/---

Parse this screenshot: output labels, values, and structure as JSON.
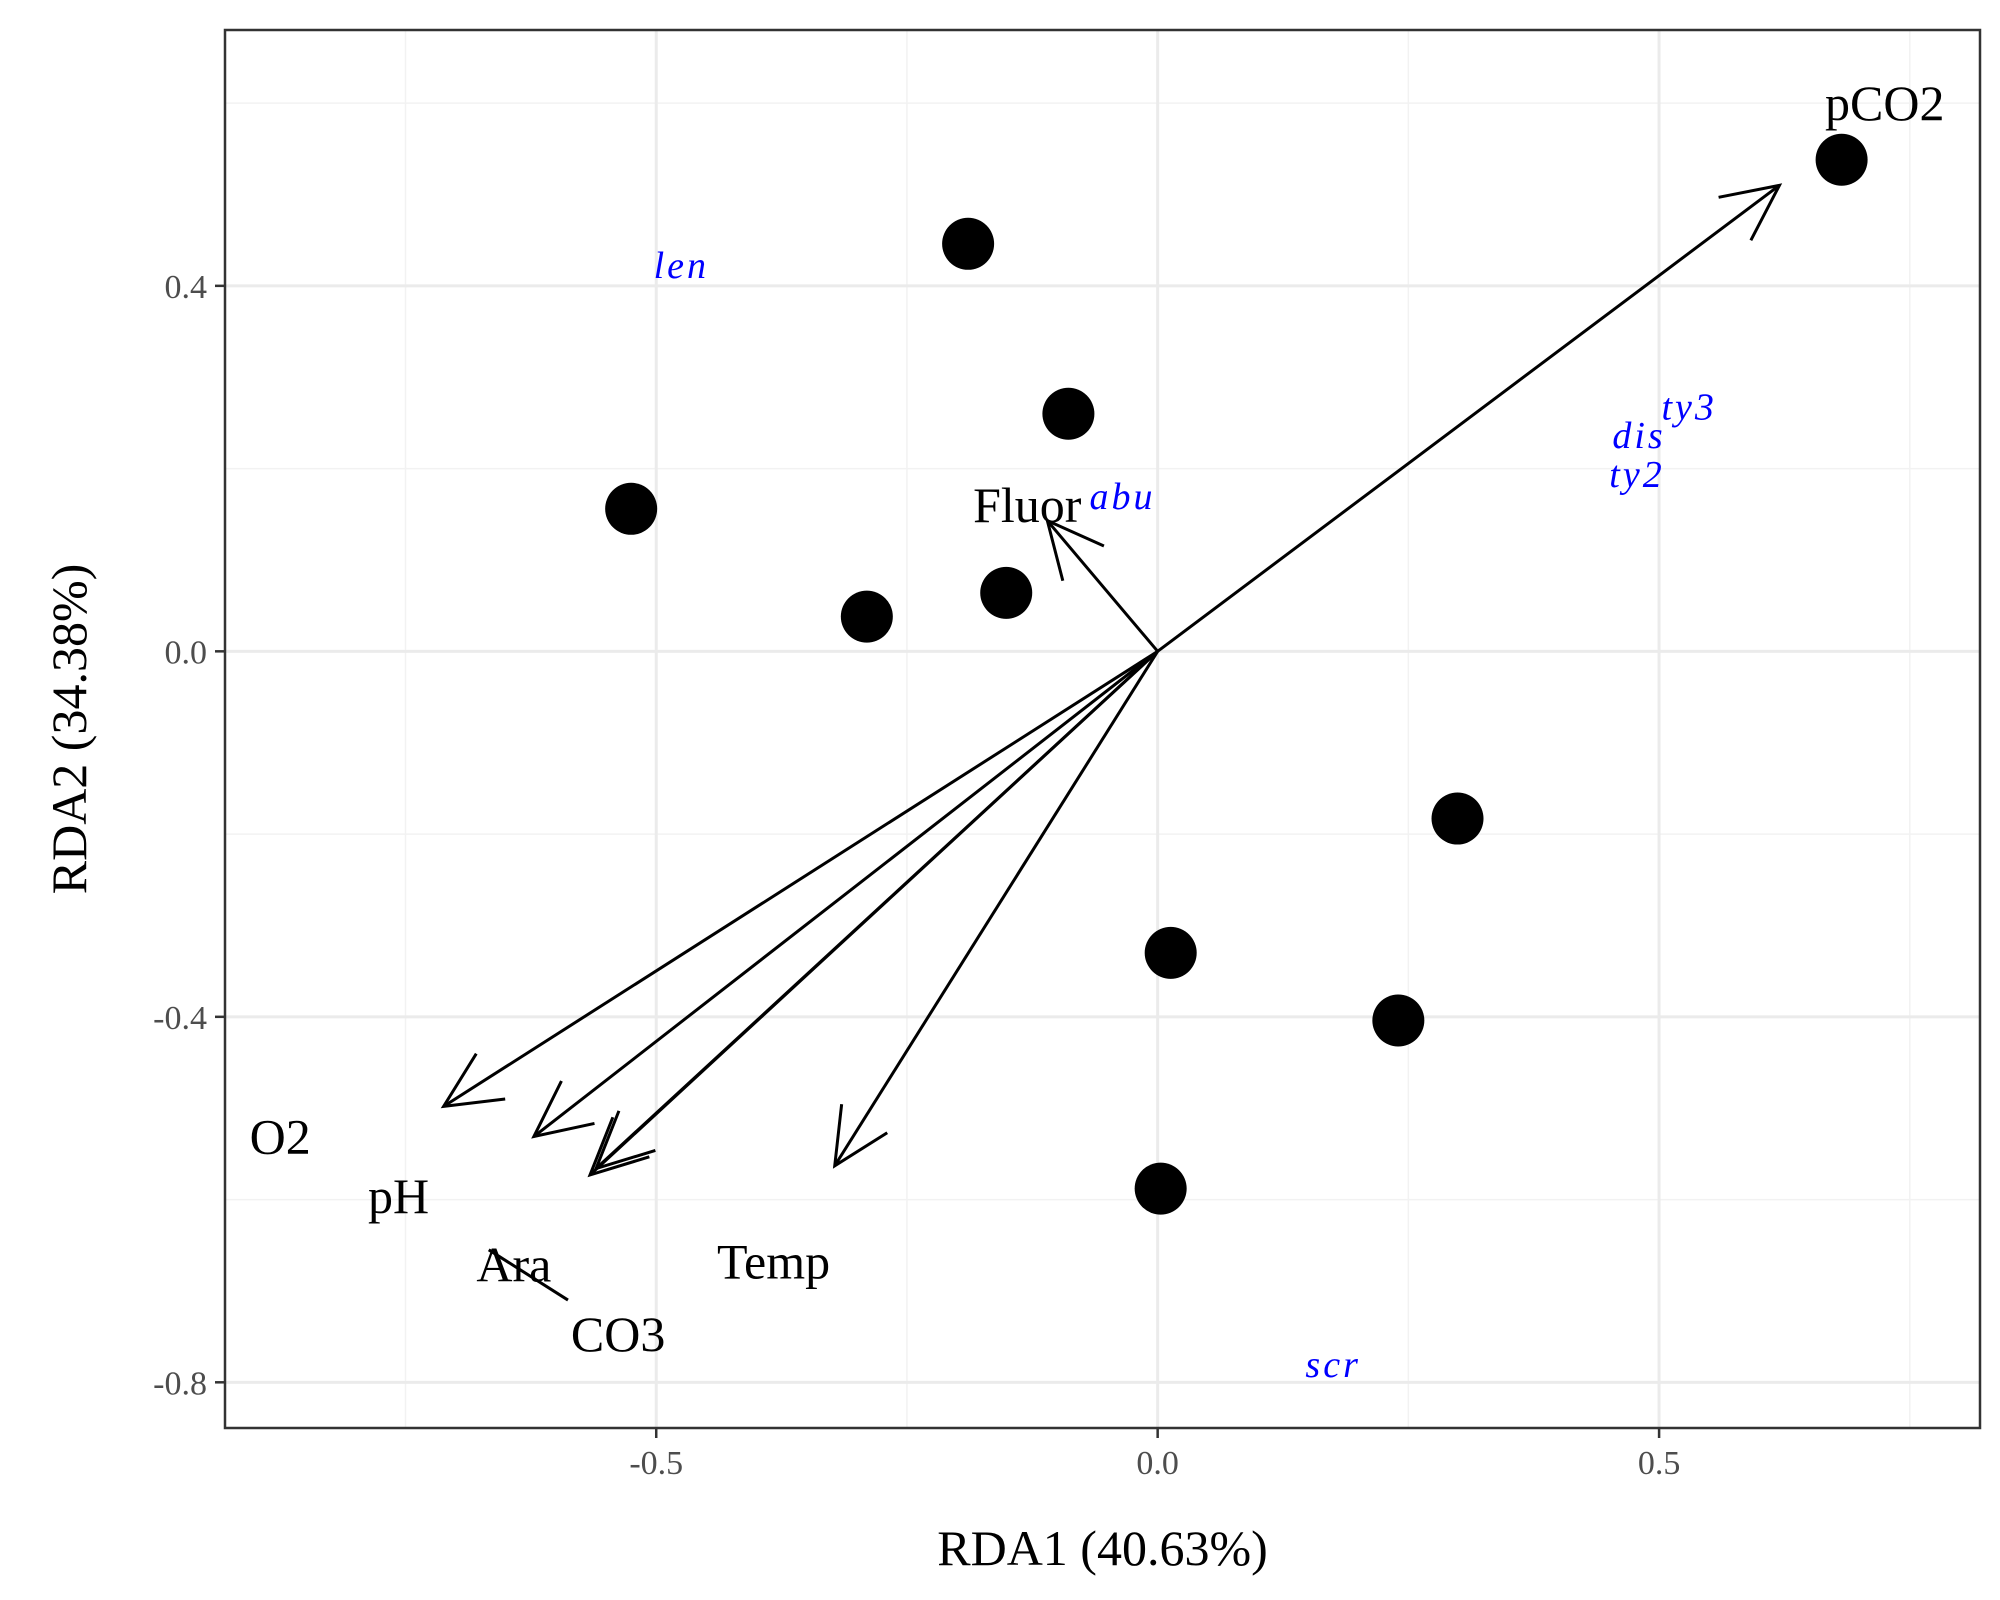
{
  "chart_data": {
    "type": "scatter",
    "xlabel": "RDA1 (40.63%)",
    "ylabel": "RDA2 (34.38%)",
    "xlim": [
      -0.93,
      0.82
    ],
    "ylim": [
      -0.85,
      0.68
    ],
    "x_ticks": [
      -0.5,
      0.0,
      0.5
    ],
    "y_ticks": [
      0.4,
      0.0,
      -0.4,
      -0.8
    ],
    "x_tick_labels": [
      "-0.5",
      "0.0",
      "0.5"
    ],
    "y_tick_labels": [
      "0.4",
      "0.0",
      "-0.4",
      "-0.8"
    ],
    "grid": true,
    "sites": [
      {
        "x": 0.682,
        "y": 0.538
      },
      {
        "x": -0.189,
        "y": 0.446
      },
      {
        "x": -0.089,
        "y": 0.26
      },
      {
        "x": -0.525,
        "y": 0.156
      },
      {
        "x": -0.151,
        "y": 0.064
      },
      {
        "x": -0.29,
        "y": 0.038
      },
      {
        "x": 0.299,
        "y": -0.183
      },
      {
        "x": 0.013,
        "y": -0.33
      },
      {
        "x": 0.24,
        "y": -0.404
      },
      {
        "x": 0.003,
        "y": -0.588
      }
    ],
    "vectors": [
      {
        "label": "pCO2",
        "x": 0.62,
        "y": 0.51,
        "label_x": 0.725,
        "label_y": 0.6
      },
      {
        "label": "Fluor",
        "x": -0.11,
        "y": 0.143,
        "label_x": -0.13,
        "label_y": 0.16
      },
      {
        "label": "O2",
        "x": -0.712,
        "y": -0.498,
        "label_x": -0.875,
        "label_y": -0.531
      },
      {
        "label": "pH",
        "x": -0.622,
        "y": -0.531,
        "label_x": -0.757,
        "label_y": -0.596
      },
      {
        "label": "Ara",
        "x": -0.56,
        "y": -0.566,
        "label_x": -0.642,
        "label_y": -0.671
      },
      {
        "label": "CO3",
        "x": -0.566,
        "y": -0.573,
        "label_x": -0.538,
        "label_y": -0.747
      },
      {
        "label": "Temp",
        "x": -0.322,
        "y": -0.563,
        "label_x": -0.383,
        "label_y": -0.668
      }
    ],
    "species": [
      {
        "label": "len",
        "x": -0.475,
        "y": 0.423
      },
      {
        "label": "ty3",
        "x": 0.53,
        "y": 0.268
      },
      {
        "label": "dis",
        "x": 0.48,
        "y": 0.237
      },
      {
        "label": "ty2",
        "x": 0.478,
        "y": 0.194
      },
      {
        "label": "abu",
        "x": -0.035,
        "y": 0.17
      },
      {
        "label": "scr",
        "x": 0.175,
        "y": -0.78
      }
    ]
  },
  "colors": {
    "background": "#ffffff",
    "panel_border": "#333333",
    "grid_major": "#ebebeb",
    "grid_minor": "#f2f2f2",
    "points": "#000000",
    "vectors": "#000000",
    "species_text": "#0000ff"
  }
}
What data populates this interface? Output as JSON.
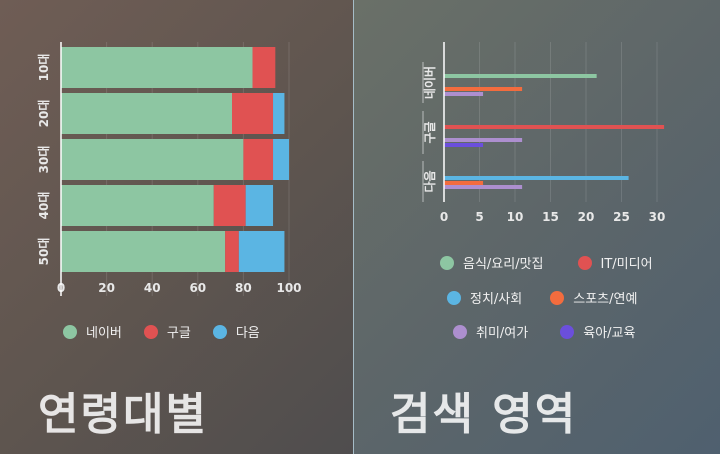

\---

* Goal
Quote each line of the listing exactly, but leave the pictures out.

* Correct response
Parse this screenshot: output labels, values, and structure as JSON.
{
  "chart_data": {
    "type": "scatter",
    "xlabel": "RDA1 (40.63%)",
    "ylabel": "RDA2 (34.38%)",
    "xlim": [
      -0.93,
      0.82
    ],
    "ylim": [
      -0.85,
      0.68
    ],
    "x_ticks": [
      -0.5,
      0.0,
      0.5
    ],
    "y_ticks": [
      0.4,
      0.0,
      -0.4,
      -0.8
    ],
    "x_tick_labels": [
      "-0.5",
      "0.0",
      "0.5"
    ],
    "y_tick_labels": [
      "0.4",
      "0.0",
      "-0.4",
      "-0.8"
    ],
    "grid": true,
    "sites": [
      {
        "x": 0.682,
        "y": 0.538
      },
      {
        "x": -0.189,
        "y": 0.446
      },
      {
        "x": -0.089,
        "y": 0.26
      },
      {
        "x": -0.525,
        "y": 0.156
      },
      {
        "x": -0.151,
        "y": 0.064
      },
      {
        "x": -0.29,
        "y": 0.038
      },
      {
        "x": 0.299,
        "y": -0.183
      },
      {
        "x": 0.013,
        "y": -0.33
      },
      {
        "x": 0.24,
        "y": -0.404
      },
      {
        "x": 0.003,
        "y": -0.588
      }
    ],
    "vectors": [
      {
        "label": "pCO2",
        "x": 0.62,
        "y": 0.51,
        "label_x": 0.725,
        "label_y": 0.6
      },
      {
        "label": "Fluor",
        "x": -0.11,
        "y": 0.143,
        "label_x": -0.13,
        "label_y": 0.16
      },
      {
        "label": "O2",
        "x": -0.712,
        "y": -0.498,
        "label_x": -0.875,
        "label_y": -0.531
      },
      {
        "label": "pH",
        "x": -0.622,
        "y": -0.531,
        "label_x": -0.757,
        "label_y": -0.596
      },
      {
        "label": "Ara",
        "x": -0.56,
        "y": -0.566,
        "label_x": -0.642,
        "label_y": -0.671
      },
      {
        "label": "CO3",
        "x": -0.566,
        "y": -0.573,
        "label_x": -0.538,
        "label_y": -0.747
      },
      {
        "label": "Temp",
        "x": -0.322,
        "y": -0.563,
        "label_x": -0.383,
        "label_y": -0.668
      }
    ],
    "species": [
      {
        "label": "len",
        "x": -0.475,
        "y": 0.423
      },
      {
        "label": "ty3",
        "x": 0.53,
        "y": 0.268
      },
      {
        "label": "dis",
        "x": 0.48,
        "y": 0.237
      },
      {
        "label": "ty2",
        "x": 0.478,
        "y": 0.194
      },
      {
        "label": "abu",
        "x": -0.035,
        "y": 0.17
      },
      {
        "label": "scr",
        "x": 0.175,
        "y": -0.78
      }
    ]
  },
  "colors": {
    "background": "#ffffff",
    "panel_border": "#333333",
    "grid_major": "#ebebeb",
    "grid_minor": "#f2f2f2",
    "points": "#000000",
    "vectors": "#000000",
    "species_text": "#0000ff"
  }
}
What data populates this interface? Output as JSON.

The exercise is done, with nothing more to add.